──────── DATA ENTRIES

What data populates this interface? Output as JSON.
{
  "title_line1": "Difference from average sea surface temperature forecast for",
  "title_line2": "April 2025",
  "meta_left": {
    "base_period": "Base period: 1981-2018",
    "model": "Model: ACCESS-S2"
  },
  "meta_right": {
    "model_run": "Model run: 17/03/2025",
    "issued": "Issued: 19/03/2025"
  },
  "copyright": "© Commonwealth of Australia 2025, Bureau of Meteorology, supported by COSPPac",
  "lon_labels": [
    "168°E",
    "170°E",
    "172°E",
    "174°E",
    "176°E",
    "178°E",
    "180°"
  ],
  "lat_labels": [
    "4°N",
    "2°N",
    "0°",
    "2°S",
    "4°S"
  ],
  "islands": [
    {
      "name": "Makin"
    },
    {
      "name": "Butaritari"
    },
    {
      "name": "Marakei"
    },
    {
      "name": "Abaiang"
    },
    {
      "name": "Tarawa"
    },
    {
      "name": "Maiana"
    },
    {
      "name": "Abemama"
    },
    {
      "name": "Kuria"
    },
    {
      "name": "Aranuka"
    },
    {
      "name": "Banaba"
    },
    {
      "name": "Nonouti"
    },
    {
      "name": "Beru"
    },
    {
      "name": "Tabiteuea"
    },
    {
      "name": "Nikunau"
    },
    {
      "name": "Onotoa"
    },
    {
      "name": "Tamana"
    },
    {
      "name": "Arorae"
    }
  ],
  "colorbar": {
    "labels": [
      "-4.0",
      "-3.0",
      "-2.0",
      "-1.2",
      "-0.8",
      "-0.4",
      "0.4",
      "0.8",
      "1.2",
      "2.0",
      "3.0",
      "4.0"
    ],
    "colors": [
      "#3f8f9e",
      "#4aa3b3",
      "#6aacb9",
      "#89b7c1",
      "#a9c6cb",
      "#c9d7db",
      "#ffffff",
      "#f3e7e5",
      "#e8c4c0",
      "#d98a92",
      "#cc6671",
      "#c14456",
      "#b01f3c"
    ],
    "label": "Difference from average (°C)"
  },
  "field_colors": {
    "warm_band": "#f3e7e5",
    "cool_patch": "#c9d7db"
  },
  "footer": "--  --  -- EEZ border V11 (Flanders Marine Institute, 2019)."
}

────────────────
──────── DATA ENTRIES

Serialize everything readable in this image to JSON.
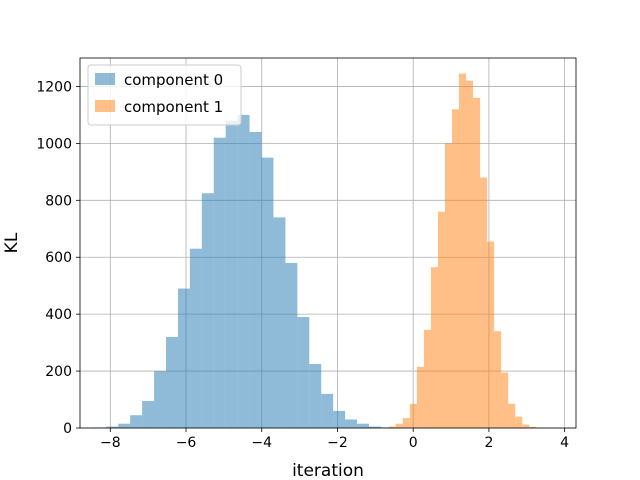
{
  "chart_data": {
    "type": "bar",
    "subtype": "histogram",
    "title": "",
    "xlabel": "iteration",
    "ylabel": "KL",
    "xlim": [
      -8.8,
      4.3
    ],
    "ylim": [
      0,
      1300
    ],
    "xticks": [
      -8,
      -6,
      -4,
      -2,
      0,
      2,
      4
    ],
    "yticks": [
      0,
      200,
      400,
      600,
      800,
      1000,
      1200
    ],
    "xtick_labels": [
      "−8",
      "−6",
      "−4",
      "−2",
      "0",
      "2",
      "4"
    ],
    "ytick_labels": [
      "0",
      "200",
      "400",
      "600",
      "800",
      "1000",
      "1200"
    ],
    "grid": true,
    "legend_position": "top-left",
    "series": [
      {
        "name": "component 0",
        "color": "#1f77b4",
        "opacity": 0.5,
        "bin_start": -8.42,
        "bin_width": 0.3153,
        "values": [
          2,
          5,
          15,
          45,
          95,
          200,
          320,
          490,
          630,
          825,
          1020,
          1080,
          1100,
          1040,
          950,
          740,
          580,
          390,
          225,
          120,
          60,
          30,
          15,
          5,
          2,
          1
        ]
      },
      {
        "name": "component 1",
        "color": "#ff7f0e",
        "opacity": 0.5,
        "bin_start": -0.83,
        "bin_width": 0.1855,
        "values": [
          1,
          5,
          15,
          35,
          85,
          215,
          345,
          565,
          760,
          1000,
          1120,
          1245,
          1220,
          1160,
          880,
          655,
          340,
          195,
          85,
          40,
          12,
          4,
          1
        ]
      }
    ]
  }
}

────────────────
──────── DATA ENTRIES

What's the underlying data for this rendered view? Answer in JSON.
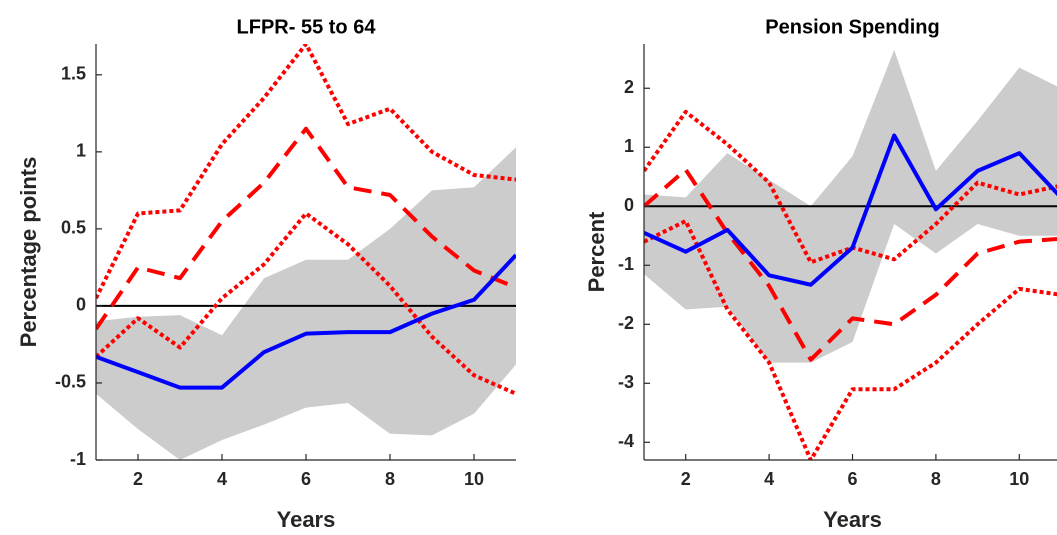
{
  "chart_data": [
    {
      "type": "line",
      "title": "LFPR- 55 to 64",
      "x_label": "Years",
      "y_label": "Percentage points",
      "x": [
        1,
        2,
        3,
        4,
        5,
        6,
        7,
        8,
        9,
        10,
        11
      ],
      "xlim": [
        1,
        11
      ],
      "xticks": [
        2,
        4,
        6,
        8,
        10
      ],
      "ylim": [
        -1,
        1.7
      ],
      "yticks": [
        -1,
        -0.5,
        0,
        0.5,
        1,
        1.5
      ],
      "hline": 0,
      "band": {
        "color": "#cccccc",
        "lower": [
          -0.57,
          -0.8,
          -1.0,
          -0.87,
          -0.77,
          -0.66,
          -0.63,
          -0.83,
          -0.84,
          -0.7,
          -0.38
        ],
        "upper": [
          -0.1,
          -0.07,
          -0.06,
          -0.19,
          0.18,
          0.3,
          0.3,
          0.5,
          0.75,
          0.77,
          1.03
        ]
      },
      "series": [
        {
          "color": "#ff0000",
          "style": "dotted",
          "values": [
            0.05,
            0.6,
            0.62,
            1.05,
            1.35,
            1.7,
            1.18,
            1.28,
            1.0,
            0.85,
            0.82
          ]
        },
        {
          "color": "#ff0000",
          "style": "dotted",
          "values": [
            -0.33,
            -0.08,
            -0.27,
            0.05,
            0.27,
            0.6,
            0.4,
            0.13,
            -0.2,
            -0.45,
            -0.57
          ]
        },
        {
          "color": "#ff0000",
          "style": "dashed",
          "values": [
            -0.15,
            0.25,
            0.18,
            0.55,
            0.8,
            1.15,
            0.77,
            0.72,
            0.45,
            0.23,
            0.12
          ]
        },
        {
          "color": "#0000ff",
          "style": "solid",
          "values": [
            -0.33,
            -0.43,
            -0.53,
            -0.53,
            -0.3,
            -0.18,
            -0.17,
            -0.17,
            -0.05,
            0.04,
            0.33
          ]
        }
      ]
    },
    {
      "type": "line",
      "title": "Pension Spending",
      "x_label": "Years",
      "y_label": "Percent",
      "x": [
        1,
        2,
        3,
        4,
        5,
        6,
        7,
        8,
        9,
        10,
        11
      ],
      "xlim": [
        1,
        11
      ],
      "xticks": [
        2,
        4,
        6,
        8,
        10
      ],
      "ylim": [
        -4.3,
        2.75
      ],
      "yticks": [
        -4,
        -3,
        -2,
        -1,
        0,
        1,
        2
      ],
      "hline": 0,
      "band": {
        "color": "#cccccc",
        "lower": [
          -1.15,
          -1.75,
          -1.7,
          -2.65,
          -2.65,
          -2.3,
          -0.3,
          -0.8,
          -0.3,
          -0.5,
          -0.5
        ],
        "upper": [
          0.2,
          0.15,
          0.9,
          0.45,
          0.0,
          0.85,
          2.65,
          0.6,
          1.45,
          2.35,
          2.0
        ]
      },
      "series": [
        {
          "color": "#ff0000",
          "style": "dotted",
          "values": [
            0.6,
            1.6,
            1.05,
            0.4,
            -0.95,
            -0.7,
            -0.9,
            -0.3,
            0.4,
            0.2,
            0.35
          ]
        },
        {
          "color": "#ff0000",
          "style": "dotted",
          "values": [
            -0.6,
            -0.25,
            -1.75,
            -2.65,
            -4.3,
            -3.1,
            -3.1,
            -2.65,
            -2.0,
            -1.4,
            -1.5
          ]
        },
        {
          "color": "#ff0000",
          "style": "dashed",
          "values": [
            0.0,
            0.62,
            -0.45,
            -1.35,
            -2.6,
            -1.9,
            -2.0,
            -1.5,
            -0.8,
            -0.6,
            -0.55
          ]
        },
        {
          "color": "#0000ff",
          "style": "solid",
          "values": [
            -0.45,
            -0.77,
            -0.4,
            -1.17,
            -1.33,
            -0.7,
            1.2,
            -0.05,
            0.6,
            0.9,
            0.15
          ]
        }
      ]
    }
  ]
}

────────────────

[REQUIRED WORK]
Go over the data above and copy every line that has the word "Difference" in it.

[SOLUTION TO THIS TASK]
  "title_line1": "Difference from average sea surface temperature forecast for",
    "label": "Difference from average (°C)"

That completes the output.